### Written problem
Word for word, restate every line of the listing that follows.

(Structured figure records)
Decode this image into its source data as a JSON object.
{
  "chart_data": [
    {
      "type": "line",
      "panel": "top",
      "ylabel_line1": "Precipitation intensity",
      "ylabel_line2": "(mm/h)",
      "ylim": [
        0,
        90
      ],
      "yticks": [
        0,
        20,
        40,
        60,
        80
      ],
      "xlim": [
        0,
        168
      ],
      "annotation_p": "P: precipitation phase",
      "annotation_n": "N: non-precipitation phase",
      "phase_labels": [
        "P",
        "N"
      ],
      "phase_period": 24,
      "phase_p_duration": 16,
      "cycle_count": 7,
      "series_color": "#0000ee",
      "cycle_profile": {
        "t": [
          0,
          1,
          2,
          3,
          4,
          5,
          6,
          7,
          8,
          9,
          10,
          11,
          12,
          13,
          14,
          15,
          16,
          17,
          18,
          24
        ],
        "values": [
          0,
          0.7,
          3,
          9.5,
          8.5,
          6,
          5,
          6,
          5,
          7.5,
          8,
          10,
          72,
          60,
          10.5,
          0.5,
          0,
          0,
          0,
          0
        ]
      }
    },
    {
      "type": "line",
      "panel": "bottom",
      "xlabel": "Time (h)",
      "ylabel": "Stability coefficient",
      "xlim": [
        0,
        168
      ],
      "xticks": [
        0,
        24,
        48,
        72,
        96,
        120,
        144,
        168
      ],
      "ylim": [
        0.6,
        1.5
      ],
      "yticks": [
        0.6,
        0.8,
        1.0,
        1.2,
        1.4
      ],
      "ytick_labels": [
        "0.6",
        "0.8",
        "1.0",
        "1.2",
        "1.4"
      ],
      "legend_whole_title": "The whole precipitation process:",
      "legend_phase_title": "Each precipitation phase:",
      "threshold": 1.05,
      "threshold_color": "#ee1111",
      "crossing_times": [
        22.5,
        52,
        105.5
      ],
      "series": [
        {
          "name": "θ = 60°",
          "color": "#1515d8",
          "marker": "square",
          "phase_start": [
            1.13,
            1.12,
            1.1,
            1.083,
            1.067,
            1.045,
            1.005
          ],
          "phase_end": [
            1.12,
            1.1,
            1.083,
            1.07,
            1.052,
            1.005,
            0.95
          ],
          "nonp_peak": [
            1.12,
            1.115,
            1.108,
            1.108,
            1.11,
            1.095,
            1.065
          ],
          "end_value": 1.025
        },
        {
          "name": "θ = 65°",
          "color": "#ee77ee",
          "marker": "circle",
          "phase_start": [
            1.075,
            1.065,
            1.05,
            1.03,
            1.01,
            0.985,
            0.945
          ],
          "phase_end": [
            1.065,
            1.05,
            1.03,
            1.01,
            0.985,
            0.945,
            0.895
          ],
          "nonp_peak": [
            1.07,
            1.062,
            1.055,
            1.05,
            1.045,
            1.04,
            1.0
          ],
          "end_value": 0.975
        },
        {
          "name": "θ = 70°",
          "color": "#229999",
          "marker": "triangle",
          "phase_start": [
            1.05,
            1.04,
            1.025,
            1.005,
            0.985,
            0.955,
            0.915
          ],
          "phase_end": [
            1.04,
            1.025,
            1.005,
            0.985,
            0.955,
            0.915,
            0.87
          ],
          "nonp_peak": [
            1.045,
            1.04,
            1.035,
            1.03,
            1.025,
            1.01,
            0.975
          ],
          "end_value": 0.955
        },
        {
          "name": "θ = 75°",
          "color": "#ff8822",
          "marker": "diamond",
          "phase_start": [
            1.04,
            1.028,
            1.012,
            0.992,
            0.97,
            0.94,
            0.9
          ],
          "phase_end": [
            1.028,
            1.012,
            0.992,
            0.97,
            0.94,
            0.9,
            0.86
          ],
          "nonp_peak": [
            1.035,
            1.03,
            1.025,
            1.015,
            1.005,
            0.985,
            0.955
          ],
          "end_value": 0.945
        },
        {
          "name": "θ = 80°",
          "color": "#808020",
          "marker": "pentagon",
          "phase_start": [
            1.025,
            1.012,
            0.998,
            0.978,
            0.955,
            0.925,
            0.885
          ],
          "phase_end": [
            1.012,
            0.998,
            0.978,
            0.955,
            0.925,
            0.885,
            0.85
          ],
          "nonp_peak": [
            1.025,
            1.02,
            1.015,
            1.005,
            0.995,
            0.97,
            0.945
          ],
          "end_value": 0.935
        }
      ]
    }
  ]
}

### Complete response
Decode this image into its source data as a JSON object.
{
  "chart_data": [
    {
      "type": "line",
      "panel": "top",
      "ylabel_line1": "Precipitation intensity",
      "ylabel_line2": "(mm/h)",
      "ylim": [
        0,
        90
      ],
      "yticks": [
        0,
        20,
        40,
        60,
        80
      ],
      "xlim": [
        0,
        168
      ],
      "annotation_p": "P: precipitation phase",
      "annotation_n": "N: non-precipitation phase",
      "phase_labels": [
        "P",
        "N"
      ],
      "phase_period": 24,
      "phase_p_duration": 16,
      "cycle_count": 7,
      "series_color": "#0000ee",
      "cycle_profile": {
        "t": [
          0,
          1,
          2,
          3,
          4,
          5,
          6,
          7,
          8,
          9,
          10,
          11,
          12,
          13,
          14,
          15,
          16,
          17,
          18,
          24
        ],
        "values": [
          0,
          0.7,
          3,
          9.5,
          8.5,
          6,
          5,
          6,
          5,
          7.5,
          8,
          10,
          72,
          60,
          10.5,
          0.5,
          0,
          0,
          0,
          0
        ]
      }
    },
    {
      "type": "line",
      "panel": "bottom",
      "xlabel": "Time (h)",
      "ylabel": "Stability coefficient",
      "xlim": [
        0,
        168
      ],
      "xticks": [
        0,
        24,
        48,
        72,
        96,
        120,
        144,
        168
      ],
      "ylim": [
        0.6,
        1.5
      ],
      "yticks": [
        0.6,
        0.8,
        1.0,
        1.2,
        1.4
      ],
      "ytick_labels": [
        "0.6",
        "0.8",
        "1.0",
        "1.2",
        "1.4"
      ],
      "legend_whole_title": "The whole precipitation process:",
      "legend_phase_title": "Each precipitation phase:",
      "threshold": 1.05,
      "threshold_color": "#ee1111",
      "crossing_times": [
        22.5,
        52,
        105.5
      ],
      "series": [
        {
          "name": "θ = 60°",
          "color": "#1515d8",
          "marker": "square",
          "phase_start": [
            1.13,
            1.12,
            1.1,
            1.083,
            1.067,
            1.045,
            1.005
          ],
          "phase_end": [
            1.12,
            1.1,
            1.083,
            1.07,
            1.052,
            1.005,
            0.95
          ],
          "nonp_peak": [
            1.12,
            1.115,
            1.108,
            1.108,
            1.11,
            1.095,
            1.065
          ],
          "end_value": 1.025
        },
        {
          "name": "θ = 65°",
          "color": "#ee77ee",
          "marker": "circle",
          "phase_start": [
            1.075,
            1.065,
            1.05,
            1.03,
            1.01,
            0.985,
            0.945
          ],
          "phase_end": [
            1.065,
            1.05,
            1.03,
            1.01,
            0.985,
            0.945,
            0.895
          ],
          "nonp_peak": [
            1.07,
            1.062,
            1.055,
            1.05,
            1.045,
            1.04,
            1.0
          ],
          "end_value": 0.975
        },
        {
          "name": "θ = 70°",
          "color": "#229999",
          "marker": "triangle",
          "phase_start": [
            1.05,
            1.04,
            1.025,
            1.005,
            0.985,
            0.955,
            0.915
          ],
          "phase_end": [
            1.04,
            1.025,
            1.005,
            0.985,
            0.955,
            0.915,
            0.87
          ],
          "nonp_peak": [
            1.045,
            1.04,
            1.035,
            1.03,
            1.025,
            1.01,
            0.975
          ],
          "end_value": 0.955
        },
        {
          "name": "θ = 75°",
          "color": "#ff8822",
          "marker": "diamond",
          "phase_start": [
            1.04,
            1.028,
            1.012,
            0.992,
            0.97,
            0.94,
            0.9
          ],
          "phase_end": [
            1.028,
            1.012,
            0.992,
            0.97,
            0.94,
            0.9,
            0.86
          ],
          "nonp_peak": [
            1.035,
            1.03,
            1.025,
            1.015,
            1.005,
            0.985,
            0.955
          ],
          "end_value": 0.945
        },
        {
          "name": "θ = 80°",
          "color": "#808020",
          "marker": "pentagon",
          "phase_start": [
            1.025,
            1.012,
            0.998,
            0.978,
            0.955,
            0.925,
            0.885
          ],
          "phase_end": [
            1.012,
            0.998,
            0.978,
            0.955,
            0.925,
            0.885,
            0.85
          ],
          "nonp_peak": [
            1.025,
            1.02,
            1.015,
            1.005,
            0.995,
            0.97,
            0.945
          ],
          "end_value": 0.935
        }
      ]
    }
  ]
}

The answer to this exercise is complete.